GIVEN EXERCISE:
Extract the full listing below without altering a single character.

SOURCE RECORDS:
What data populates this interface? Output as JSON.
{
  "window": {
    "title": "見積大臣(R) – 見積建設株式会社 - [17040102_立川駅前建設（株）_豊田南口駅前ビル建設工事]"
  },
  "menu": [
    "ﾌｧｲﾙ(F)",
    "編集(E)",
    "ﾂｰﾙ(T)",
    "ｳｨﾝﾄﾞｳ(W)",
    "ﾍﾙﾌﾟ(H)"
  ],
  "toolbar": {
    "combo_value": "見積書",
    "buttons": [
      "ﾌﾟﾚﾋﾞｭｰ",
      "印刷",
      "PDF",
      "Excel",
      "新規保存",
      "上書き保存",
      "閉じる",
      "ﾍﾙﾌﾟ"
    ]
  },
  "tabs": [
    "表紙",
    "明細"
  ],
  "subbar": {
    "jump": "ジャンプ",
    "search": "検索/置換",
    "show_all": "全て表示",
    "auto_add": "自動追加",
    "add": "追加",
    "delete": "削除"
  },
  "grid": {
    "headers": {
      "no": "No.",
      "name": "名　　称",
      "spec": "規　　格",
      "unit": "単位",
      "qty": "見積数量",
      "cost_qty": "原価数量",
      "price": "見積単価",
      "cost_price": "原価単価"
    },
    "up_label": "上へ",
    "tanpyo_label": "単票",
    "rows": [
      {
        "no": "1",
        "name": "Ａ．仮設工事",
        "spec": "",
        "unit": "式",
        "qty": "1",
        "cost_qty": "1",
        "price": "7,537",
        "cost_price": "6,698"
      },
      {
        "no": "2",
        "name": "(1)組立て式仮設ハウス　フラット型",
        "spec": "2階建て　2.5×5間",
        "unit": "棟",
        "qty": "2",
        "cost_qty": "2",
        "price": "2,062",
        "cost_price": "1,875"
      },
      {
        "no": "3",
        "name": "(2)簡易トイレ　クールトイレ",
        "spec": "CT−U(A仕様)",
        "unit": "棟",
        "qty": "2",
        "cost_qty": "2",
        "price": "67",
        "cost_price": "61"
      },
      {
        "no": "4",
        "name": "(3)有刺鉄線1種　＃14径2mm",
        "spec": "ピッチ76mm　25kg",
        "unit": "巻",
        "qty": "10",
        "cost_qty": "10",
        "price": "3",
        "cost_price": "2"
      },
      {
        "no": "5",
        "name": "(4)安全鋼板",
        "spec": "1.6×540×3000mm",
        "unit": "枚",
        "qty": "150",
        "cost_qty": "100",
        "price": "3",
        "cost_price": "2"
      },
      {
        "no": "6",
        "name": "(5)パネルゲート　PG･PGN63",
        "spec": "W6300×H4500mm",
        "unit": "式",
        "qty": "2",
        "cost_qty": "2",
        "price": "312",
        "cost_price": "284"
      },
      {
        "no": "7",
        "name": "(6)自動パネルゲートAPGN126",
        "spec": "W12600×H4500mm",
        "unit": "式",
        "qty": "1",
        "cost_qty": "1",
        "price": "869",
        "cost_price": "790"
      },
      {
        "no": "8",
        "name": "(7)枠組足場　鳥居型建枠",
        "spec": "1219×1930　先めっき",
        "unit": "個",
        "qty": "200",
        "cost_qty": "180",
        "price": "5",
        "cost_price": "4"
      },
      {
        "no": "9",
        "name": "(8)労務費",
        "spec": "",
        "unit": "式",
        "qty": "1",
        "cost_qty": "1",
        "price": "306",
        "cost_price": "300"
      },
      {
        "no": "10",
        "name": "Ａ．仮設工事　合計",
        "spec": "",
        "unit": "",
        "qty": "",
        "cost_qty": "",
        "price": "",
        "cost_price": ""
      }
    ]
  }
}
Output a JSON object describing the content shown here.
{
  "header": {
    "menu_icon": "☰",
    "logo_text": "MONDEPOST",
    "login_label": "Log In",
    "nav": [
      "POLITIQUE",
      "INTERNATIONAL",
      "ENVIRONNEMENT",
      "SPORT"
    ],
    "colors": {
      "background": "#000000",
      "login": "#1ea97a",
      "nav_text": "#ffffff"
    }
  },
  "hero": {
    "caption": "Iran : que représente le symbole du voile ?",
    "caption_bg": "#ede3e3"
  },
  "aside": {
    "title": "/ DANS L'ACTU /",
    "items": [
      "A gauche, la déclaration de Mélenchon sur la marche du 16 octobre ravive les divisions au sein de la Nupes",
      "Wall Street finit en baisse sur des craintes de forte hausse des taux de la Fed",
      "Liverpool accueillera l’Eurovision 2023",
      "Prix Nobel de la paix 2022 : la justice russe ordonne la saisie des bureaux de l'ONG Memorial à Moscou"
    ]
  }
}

RESULT OF THE TASK:
What data populates this interface? Output as JSON.
{
  "window": {
    "title": "見積大臣(R) – 見積建設株式会社 - [17040102_立川駅前建設（株）_豊田南口駅前ビル建設工事]"
  },
  "menu": [
    "ﾌｧｲﾙ(F)",
    "編集(E)",
    "ﾂｰﾙ(T)",
    "ｳｨﾝﾄﾞｳ(W)",
    "ﾍﾙﾌﾟ(H)"
  ],
  "toolbar": {
    "combo_value": "見積書",
    "buttons": [
      "ﾌﾟﾚﾋﾞｭｰ",
      "印刷",
      "PDF",
      "Excel",
      "新規保存",
      "上書き保存",
      "閉じる",
      "ﾍﾙﾌﾟ"
    ]
  },
  "tabs": [
    "表紙",
    "明細"
  ],
  "subbar": {
    "jump": "ジャンプ",
    "search": "検索/置換",
    "show_all": "全て表示",
    "auto_add": "自動追加",
    "add": "追加",
    "delete": "削除"
  },
  "grid": {
    "headers": {
      "no": "No.",
      "name": "名　　称",
      "spec": "規　　格",
      "unit": "単位",
      "qty": "見積数量",
      "cost_qty": "原価数量",
      "price": "見積単価",
      "cost_price": "原価単価"
    },
    "up_label": "上へ",
    "tanpyo_label": "単票",
    "rows": [
      {
        "no": "1",
        "name": "Ａ．仮設工事",
        "spec": "",
        "unit": "式",
        "qty": "1",
        "cost_qty": "1",
        "price": "7,537",
        "cost_price": "6,698"
      },
      {
        "no": "2",
        "name": "(1)組立て式仮設ハウス　フラット型",
        "spec": "2階建て　2.5×5間",
        "unit": "棟",
        "qty": "2",
        "cost_qty": "2",
        "price": "2,062",
        "cost_price": "1,875"
      },
      {
        "no": "3",
        "name": "(2)簡易トイレ　クールトイレ",
        "spec": "CT−U(A仕様)",
        "unit": "棟",
        "qty": "2",
        "cost_qty": "2",
        "price": "67",
        "cost_price": "61"
      },
      {
        "no": "4",
        "name": "(3)有刺鉄線1種　＃14径2mm",
        "spec": "ピッチ76mm　25kg",
        "unit": "巻",
        "qty": "10",
        "cost_qty": "10",
        "price": "3",
        "cost_price": "2"
      },
      {
        "no": "5",
        "name": "(4)安全鋼板",
        "spec": "1.6×540×3000mm",
        "unit": "枚",
        "qty": "150",
        "cost_qty": "100",
        "price": "3",
        "cost_price": "2"
      },
      {
        "no": "6",
        "name": "(5)パネルゲート　PG･PGN63",
        "spec": "W6300×H4500mm",
        "unit": "式",
        "qty": "2",
        "cost_qty": "2",
        "price": "312",
        "cost_price": "284"
      },
      {
        "no": "7",
        "name": "(6)自動パネルゲートAPGN126",
        "spec": "W12600×H4500mm",
        "unit": "式",
        "qty": "1",
        "cost_qty": "1",
        "price": "869",
        "cost_price": "790"
      },
      {
        "no": "8",
        "name": "(7)枠組足場　鳥居型建枠",
        "spec": "1219×1930　先めっき",
        "unit": "個",
        "qty": "200",
        "cost_qty": "180",
        "price": "5",
        "cost_price": "4"
      },
      {
        "no": "9",
        "name": "(8)労務費",
        "spec": "",
        "unit": "式",
        "qty": "1",
        "cost_qty": "1",
        "price": "306",
        "cost_price": "300"
      },
      {
        "no": "10",
        "name": "Ａ．仮設工事　合計",
        "spec": "",
        "unit": "",
        "qty": "",
        "cost_qty": "",
        "price": "",
        "cost_price": ""
      }
    ]
  }
}
Output a JSON object describing the content shown here.
{
  "header": {
    "menu_icon": "☰",
    "logo_text": "MONDEPOST",
    "login_label": "Log In",
    "nav": [
      "POLITIQUE",
      "INTERNATIONAL",
      "ENVIRONNEMENT",
      "SPORT"
    ],
    "colors": {
      "background": "#000000",
      "login": "#1ea97a",
      "nav_text": "#ffffff"
    }
  },
  "hero": {
    "caption": "Iran : que représente le symbole du voile ?",
    "caption_bg": "#ede3e3"
  },
  "aside": {
    "title": "/ DANS L'ACTU /",
    "items": [
      "A gauche, la déclaration de Mélenchon sur la marche du 16 octobre ravive les divisions au sein de la Nupes",
      "Wall Street finit en baisse sur des craintes de forte hausse des taux de la Fed",
      "Liverpool accueillera l’Eurovision 2023",
      "Prix Nobel de la paix 2022 : la justice russe ordonne la saisie des bureaux de l'ONG Memorial à Moscou"
    ]
  }
}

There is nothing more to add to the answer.